Set problem: Return exactly the lines that run from the one containing "Type out the text in this image." to the end of the entries, with both ends included.

Given records:
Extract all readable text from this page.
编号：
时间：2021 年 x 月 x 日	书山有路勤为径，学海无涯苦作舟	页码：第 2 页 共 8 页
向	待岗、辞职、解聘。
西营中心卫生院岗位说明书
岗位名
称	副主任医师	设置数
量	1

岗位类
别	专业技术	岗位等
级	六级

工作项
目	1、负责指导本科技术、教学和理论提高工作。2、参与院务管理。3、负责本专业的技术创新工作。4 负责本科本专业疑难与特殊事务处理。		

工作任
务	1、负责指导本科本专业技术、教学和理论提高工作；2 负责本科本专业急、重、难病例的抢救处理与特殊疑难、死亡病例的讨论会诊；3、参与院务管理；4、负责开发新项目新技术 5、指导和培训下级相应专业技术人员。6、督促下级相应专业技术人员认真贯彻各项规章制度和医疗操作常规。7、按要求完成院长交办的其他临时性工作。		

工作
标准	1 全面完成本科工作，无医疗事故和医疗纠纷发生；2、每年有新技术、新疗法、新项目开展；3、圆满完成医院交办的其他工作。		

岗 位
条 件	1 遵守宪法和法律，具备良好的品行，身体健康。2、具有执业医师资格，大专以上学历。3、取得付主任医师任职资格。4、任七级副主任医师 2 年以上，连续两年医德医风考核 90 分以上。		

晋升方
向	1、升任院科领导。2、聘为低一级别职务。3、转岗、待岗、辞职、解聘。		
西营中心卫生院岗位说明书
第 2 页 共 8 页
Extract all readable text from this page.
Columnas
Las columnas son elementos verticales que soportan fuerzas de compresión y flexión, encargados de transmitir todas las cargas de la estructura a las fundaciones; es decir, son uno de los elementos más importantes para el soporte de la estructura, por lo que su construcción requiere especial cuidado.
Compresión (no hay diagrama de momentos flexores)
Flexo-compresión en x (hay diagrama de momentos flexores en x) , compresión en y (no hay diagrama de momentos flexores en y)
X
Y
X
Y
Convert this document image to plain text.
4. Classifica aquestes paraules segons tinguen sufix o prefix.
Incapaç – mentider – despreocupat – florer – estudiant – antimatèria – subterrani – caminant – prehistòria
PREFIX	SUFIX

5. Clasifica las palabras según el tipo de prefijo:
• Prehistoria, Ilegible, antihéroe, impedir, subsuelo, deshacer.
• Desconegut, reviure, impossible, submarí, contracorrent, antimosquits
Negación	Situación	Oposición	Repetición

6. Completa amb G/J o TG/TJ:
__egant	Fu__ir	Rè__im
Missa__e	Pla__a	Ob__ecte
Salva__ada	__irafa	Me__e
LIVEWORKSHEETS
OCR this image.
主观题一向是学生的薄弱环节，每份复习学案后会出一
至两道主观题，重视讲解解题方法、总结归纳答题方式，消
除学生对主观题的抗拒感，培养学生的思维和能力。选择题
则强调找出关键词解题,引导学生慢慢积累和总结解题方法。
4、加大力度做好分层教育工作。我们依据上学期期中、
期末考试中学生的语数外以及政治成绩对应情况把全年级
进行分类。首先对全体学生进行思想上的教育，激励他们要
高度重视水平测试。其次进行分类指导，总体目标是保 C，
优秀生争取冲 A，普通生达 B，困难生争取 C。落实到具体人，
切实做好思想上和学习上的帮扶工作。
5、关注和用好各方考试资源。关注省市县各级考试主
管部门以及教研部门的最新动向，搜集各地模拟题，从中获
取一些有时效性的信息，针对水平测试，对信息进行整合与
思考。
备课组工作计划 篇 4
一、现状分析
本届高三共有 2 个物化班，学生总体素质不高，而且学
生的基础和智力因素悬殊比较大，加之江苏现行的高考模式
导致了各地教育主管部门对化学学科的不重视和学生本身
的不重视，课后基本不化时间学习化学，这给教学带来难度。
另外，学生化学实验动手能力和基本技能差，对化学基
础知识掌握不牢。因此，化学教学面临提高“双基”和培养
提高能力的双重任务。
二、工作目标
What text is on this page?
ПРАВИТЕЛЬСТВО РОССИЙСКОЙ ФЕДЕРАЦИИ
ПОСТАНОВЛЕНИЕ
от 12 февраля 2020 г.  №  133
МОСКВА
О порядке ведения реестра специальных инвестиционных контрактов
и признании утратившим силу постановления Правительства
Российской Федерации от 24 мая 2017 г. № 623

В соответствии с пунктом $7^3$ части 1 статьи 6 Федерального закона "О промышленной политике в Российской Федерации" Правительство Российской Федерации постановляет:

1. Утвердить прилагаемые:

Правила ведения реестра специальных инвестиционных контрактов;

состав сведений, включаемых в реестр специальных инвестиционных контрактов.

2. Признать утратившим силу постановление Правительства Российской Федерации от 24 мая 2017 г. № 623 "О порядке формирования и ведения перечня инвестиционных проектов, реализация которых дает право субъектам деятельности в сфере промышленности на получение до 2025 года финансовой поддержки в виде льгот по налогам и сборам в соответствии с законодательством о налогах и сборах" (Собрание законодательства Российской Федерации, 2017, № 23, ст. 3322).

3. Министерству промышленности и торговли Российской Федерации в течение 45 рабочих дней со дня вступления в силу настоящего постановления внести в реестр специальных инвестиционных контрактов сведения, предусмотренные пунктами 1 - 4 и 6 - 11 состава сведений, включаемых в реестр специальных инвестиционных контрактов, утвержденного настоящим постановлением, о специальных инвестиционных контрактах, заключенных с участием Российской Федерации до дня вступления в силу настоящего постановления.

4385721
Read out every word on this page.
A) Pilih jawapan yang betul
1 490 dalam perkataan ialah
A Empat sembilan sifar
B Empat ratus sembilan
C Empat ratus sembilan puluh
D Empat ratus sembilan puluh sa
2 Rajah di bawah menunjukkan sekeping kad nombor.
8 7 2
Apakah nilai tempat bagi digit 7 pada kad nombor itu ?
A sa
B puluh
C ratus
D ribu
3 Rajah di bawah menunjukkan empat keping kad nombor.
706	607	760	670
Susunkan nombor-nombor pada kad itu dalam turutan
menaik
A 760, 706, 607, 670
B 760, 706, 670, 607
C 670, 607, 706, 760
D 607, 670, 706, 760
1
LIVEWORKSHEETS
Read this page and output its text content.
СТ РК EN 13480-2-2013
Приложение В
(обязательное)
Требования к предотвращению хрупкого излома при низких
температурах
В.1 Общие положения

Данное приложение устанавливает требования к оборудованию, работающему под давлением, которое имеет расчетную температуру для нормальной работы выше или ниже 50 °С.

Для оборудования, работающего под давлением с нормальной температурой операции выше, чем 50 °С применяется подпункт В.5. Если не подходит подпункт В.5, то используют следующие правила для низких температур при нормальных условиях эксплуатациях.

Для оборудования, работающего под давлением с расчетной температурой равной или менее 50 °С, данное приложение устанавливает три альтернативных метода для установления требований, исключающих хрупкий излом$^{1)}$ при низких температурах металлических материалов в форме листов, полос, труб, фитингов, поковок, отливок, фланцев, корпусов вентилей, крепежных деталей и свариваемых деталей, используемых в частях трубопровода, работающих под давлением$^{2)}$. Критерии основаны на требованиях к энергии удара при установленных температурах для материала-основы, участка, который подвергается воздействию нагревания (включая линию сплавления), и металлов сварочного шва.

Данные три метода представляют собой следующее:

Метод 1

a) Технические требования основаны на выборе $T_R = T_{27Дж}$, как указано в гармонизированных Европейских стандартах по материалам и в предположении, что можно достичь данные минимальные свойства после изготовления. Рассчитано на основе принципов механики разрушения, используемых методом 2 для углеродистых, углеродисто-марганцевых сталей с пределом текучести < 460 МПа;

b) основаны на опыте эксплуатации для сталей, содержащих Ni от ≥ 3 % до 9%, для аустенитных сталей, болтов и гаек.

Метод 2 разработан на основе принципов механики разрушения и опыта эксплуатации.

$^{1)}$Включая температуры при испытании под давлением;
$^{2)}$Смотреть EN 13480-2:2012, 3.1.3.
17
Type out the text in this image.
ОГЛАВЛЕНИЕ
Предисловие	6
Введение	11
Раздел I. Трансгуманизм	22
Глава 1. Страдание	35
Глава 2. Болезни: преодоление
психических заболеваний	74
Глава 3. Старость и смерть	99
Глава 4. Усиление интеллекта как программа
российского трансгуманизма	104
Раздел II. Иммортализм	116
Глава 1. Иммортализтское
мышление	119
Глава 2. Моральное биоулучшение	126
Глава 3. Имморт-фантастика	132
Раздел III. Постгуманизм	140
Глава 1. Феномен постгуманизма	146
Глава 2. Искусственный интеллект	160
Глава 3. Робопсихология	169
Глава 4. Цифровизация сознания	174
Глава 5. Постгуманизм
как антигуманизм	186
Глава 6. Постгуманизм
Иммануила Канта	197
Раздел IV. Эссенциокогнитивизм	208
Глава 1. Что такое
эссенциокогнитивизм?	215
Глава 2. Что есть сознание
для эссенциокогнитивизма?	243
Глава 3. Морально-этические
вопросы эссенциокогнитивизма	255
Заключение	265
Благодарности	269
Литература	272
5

Answer to the exercise:
Type out the text in this image.
ОГЛАВЛЕНИЕ
Предисловие	6
Введение	11
Раздел I. Трансгуманизм	22
Глава 1. Страдание	35
Глава 2. Болезни: преодоление
психических заболеваний	74
Глава 3. Старость и смерть	99
Глава 4. Усиление интеллекта как программа
российского трансгуманизма	104
Раздел II. Иммортализм	116
Глава 1. Иммортализтское
мышление	119
Глава 2. Моральное биоулучшение	126
Глава 3. Имморт-фантастика	132
Раздел III. Постгуманизм	140
Глава 1. Феномен постгуманизма	146
Глава 2. Искусственный интеллект	160
Глава 3. Робопсихология	169
Глава 4. Цифровизация сознания	174
Глава 5. Постгуманизм
как антигуманизм	186
Глава 6. Постгуманизм
Иммануила Канта	197
Раздел IV. Эссенциокогнитивизм	208
Глава 1. Что такое
эссенциокогнитивизм?	215
Глава 2. Что есть сознание
для эссенциокогнитивизма?	243
Глава 3. Морально-этические
вопросы эссенциокогнитивизма	255
Заключение	265
Благодарности	269
Литература	272
5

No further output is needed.